• Input records:
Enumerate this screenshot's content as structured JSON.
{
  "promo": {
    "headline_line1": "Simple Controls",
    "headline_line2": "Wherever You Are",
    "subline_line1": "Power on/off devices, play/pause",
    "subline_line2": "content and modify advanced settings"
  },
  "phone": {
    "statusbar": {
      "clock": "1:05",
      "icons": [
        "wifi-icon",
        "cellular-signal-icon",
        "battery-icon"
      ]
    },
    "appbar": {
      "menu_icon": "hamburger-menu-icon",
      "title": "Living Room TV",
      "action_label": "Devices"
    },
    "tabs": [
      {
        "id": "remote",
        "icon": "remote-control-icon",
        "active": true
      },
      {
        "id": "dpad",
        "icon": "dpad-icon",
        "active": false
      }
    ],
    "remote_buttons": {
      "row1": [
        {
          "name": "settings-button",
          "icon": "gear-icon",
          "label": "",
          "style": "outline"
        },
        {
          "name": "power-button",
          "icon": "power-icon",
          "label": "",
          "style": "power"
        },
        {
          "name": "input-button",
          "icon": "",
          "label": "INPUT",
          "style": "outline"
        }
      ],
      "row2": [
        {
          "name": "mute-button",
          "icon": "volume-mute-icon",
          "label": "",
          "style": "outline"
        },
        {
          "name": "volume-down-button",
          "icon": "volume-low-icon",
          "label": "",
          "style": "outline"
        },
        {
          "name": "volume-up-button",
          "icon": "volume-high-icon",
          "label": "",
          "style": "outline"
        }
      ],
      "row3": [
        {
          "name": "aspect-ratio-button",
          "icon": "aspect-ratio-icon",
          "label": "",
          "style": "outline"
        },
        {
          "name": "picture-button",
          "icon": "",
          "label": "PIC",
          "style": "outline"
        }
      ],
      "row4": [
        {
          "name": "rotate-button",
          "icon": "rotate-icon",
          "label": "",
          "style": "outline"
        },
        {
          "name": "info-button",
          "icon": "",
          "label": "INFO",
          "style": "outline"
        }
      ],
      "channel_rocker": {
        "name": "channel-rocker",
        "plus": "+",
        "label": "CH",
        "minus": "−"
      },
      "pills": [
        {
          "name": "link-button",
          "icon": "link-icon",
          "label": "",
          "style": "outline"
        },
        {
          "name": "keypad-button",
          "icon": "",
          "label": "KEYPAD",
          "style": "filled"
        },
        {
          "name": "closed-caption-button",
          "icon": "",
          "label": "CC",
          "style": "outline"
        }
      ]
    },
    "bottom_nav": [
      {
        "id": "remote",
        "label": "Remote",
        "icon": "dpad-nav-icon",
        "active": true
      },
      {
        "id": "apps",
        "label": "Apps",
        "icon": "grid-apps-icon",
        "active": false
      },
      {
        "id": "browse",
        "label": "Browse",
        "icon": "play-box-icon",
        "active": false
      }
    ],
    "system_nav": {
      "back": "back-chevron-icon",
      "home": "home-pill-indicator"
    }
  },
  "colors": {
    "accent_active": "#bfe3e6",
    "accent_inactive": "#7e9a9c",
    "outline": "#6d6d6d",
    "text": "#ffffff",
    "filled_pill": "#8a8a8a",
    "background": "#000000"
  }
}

• Task statement:
Extract the entries above verbatim.

• Solution:
Enumerate this screenshot's content as structured JSON.
{
  "promo": {
    "headline_line1": "Simple Controls",
    "headline_line2": "Wherever You Are",
    "subline_line1": "Power on/off devices, play/pause",
    "subline_line2": "content and modify advanced settings"
  },
  "phone": {
    "statusbar": {
      "clock": "1:05",
      "icons": [
        "wifi-icon",
        "cellular-signal-icon",
        "battery-icon"
      ]
    },
    "appbar": {
      "menu_icon": "hamburger-menu-icon",
      "title": "Living Room TV",
      "action_label": "Devices"
    },
    "tabs": [
      {
        "id": "remote",
        "icon": "remote-control-icon",
        "active": true
      },
      {
        "id": "dpad",
        "icon": "dpad-icon",
        "active": false
      }
    ],
    "remote_buttons": {
      "row1": [
        {
          "name": "settings-button",
          "icon": "gear-icon",
          "label": "",
          "style": "outline"
        },
        {
          "name": "power-button",
          "icon": "power-icon",
          "label": "",
          "style": "power"
        },
        {
          "name": "input-button",
          "icon": "",
          "label": "INPUT",
          "style": "outline"
        }
      ],
      "row2": [
        {
          "name": "mute-button",
          "icon": "volume-mute-icon",
          "label": "",
          "style": "outline"
        },
        {
          "name": "volume-down-button",
          "icon": "volume-low-icon",
          "label": "",
          "style": "outline"
        },
        {
          "name": "volume-up-button",
          "icon": "volume-high-icon",
          "label": "",
          "style": "outline"
        }
      ],
      "row3": [
        {
          "name": "aspect-ratio-button",
          "icon": "aspect-ratio-icon",
          "label": "",
          "style": "outline"
        },
        {
          "name": "picture-button",
          "icon": "",
          "label": "PIC",
          "style": "outline"
        }
      ],
      "row4": [
        {
          "name": "rotate-button",
          "icon": "rotate-icon",
          "label": "",
          "style": "outline"
        },
        {
          "name": "info-button",
          "icon": "",
          "label": "INFO",
          "style": "outline"
        }
      ],
      "channel_rocker": {
        "name": "channel-rocker",
        "plus": "+",
        "label": "CH",
        "minus": "−"
      },
      "pills": [
        {
          "name": "link-button",
          "icon": "link-icon",
          "label": "",
          "style": "outline"
        },
        {
          "name": "keypad-button",
          "icon": "",
          "label": "KEYPAD",
          "style": "filled"
        },
        {
          "name": "closed-caption-button",
          "icon": "",
          "label": "CC",
          "style": "outline"
        }
      ]
    },
    "bottom_nav": [
      {
        "id": "remote",
        "label": "Remote",
        "icon": "dpad-nav-icon",
        "active": true
      },
      {
        "id": "apps",
        "label": "Apps",
        "icon": "grid-apps-icon",
        "active": false
      },
      {
        "id": "browse",
        "label": "Browse",
        "icon": "play-box-icon",
        "active": false
      }
    ],
    "system_nav": {
      "back": "back-chevron-icon",
      "home": "home-pill-indicator"
    }
  },
  "colors": {
    "accent_active": "#bfe3e6",
    "accent_inactive": "#7e9a9c",
    "outline": "#6d6d6d",
    "text": "#ffffff",
    "filled_pill": "#8a8a8a",
    "background": "#000000"
  }
}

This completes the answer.